AVAILABLE DATA |
------

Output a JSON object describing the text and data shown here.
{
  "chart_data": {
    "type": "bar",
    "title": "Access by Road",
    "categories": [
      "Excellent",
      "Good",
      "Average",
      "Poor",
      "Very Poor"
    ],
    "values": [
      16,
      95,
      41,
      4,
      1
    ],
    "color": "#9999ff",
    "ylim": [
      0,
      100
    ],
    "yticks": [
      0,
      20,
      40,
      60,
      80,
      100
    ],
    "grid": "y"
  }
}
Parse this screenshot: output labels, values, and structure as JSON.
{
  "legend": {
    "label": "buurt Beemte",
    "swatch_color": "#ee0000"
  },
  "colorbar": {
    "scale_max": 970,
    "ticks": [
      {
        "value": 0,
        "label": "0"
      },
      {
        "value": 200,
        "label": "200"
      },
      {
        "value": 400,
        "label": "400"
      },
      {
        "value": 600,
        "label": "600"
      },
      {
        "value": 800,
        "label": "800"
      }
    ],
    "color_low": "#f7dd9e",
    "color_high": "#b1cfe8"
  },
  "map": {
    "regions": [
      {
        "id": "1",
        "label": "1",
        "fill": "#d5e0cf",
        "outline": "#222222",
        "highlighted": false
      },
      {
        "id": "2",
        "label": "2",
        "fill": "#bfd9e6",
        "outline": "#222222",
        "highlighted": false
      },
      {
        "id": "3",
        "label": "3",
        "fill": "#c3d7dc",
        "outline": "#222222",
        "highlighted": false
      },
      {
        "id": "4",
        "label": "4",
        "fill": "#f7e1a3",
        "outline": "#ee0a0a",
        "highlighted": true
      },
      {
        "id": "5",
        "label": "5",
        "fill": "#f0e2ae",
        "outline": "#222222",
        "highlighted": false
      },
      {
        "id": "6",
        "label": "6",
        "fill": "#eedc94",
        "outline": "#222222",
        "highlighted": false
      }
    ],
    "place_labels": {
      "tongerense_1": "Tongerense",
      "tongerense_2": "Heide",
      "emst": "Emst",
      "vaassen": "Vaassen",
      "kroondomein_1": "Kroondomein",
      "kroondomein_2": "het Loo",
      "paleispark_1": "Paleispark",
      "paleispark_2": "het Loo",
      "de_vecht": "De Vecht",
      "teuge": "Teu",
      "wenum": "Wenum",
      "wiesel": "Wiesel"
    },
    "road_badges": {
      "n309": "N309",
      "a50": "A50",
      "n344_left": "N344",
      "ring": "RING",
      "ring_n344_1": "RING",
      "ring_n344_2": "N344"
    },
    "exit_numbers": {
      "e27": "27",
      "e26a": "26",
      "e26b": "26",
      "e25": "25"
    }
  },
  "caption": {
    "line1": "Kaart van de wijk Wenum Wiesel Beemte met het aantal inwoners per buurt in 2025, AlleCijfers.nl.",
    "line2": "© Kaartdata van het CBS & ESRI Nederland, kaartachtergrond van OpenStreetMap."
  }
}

------

Give the number of lines that hold the word "buurt" in these records, with nothing added.

2